WHAT IS BEING ASKED:
Quote all lines below exactly. Images stay out.

GIVEN ENTRIES:

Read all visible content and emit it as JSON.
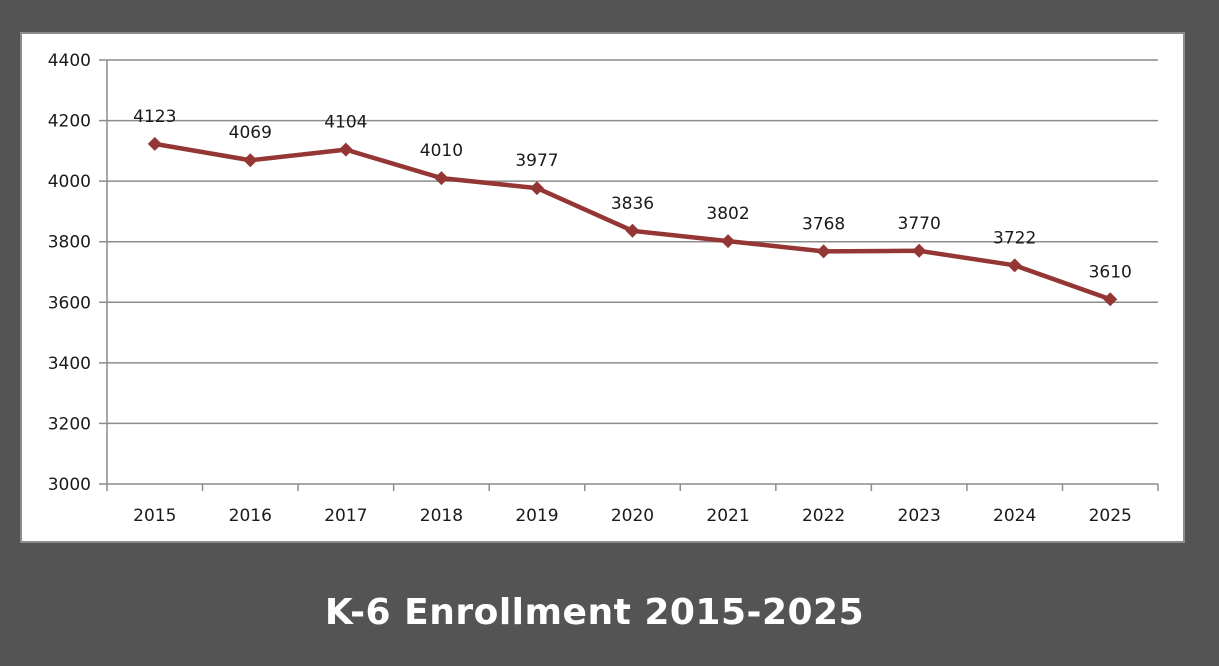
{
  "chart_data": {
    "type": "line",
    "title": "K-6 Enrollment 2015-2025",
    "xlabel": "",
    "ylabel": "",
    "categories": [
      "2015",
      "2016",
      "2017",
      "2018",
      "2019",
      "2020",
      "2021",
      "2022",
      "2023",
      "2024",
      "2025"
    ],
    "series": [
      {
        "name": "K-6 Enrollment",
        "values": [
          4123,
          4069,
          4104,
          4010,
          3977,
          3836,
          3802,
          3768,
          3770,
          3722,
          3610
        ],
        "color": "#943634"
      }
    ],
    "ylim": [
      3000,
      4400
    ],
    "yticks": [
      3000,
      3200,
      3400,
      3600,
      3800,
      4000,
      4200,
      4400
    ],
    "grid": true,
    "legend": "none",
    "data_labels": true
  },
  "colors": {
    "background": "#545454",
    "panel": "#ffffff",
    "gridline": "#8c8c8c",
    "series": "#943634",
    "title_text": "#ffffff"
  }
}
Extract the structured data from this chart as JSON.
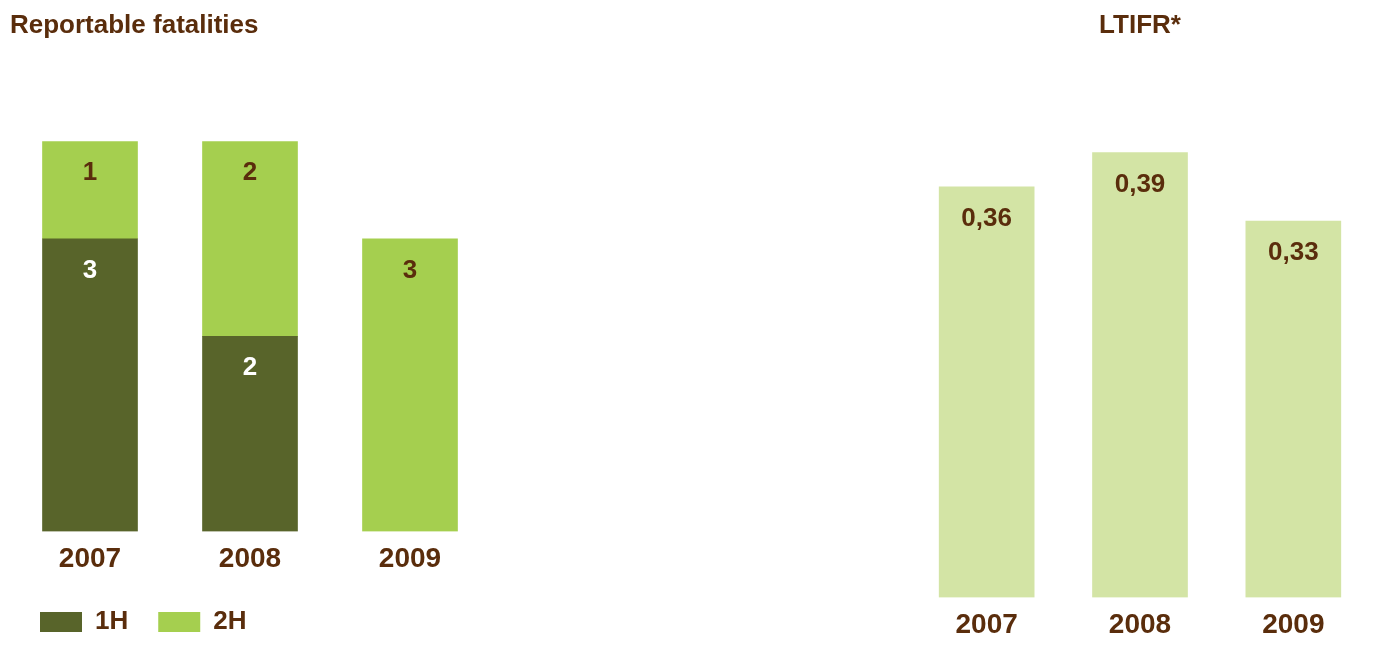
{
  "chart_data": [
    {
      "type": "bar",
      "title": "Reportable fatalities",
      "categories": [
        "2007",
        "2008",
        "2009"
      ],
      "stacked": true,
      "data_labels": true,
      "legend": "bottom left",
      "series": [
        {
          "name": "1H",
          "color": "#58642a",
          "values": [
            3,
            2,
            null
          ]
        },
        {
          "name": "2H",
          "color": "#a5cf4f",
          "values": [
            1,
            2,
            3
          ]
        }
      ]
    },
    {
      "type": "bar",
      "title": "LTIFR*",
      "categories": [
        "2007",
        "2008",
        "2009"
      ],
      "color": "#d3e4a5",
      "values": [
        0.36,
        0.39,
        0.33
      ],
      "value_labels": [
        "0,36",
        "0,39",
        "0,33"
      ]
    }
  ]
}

CORRECT RESULT:
Read all visible content and emit it as JSON.
{
  "chart_data": {
    "type": "line",
    "title": "K-6 Enrollment 2015-2025",
    "xlabel": "",
    "ylabel": "",
    "categories": [
      "2015",
      "2016",
      "2017",
      "2018",
      "2019",
      "2020",
      "2021",
      "2022",
      "2023",
      "2024",
      "2025"
    ],
    "series": [
      {
        "name": "K-6 Enrollment",
        "values": [
          4123,
          4069,
          4104,
          4010,
          3977,
          3836,
          3802,
          3768,
          3770,
          3722,
          3610
        ],
        "color": "#943634"
      }
    ],
    "ylim": [
      3000,
      4400
    ],
    "yticks": [
      3000,
      3200,
      3400,
      3600,
      3800,
      4000,
      4200,
      4400
    ],
    "grid": true,
    "legend": "none",
    "data_labels": true
  },
  "colors": {
    "background": "#545454",
    "panel": "#ffffff",
    "gridline": "#8c8c8c",
    "series": "#943634",
    "title_text": "#ffffff"
  }
}
Extract the structured data from this chart as JSON.
{
  "chart_data": [
    {
      "type": "bar",
      "title": "Reportable fatalities",
      "categories": [
        "2007",
        "2008",
        "2009"
      ],
      "stacked": true,
      "data_labels": true,
      "legend": "bottom left",
      "series": [
        {
          "name": "1H",
          "color": "#58642a",
          "values": [
            3,
            2,
            null
          ]
        },
        {
          "name": "2H",
          "color": "#a5cf4f",
          "values": [
            1,
            2,
            3
          ]
        }
      ]
    },
    {
      "type": "bar",
      "title": "LTIFR*",
      "categories": [
        "2007",
        "2008",
        "2009"
      ],
      "color": "#d3e4a5",
      "values": [
        0.36,
        0.39,
        0.33
      ],
      "value_labels": [
        "0,36",
        "0,39",
        "0,33"
      ]
    }
  ]
}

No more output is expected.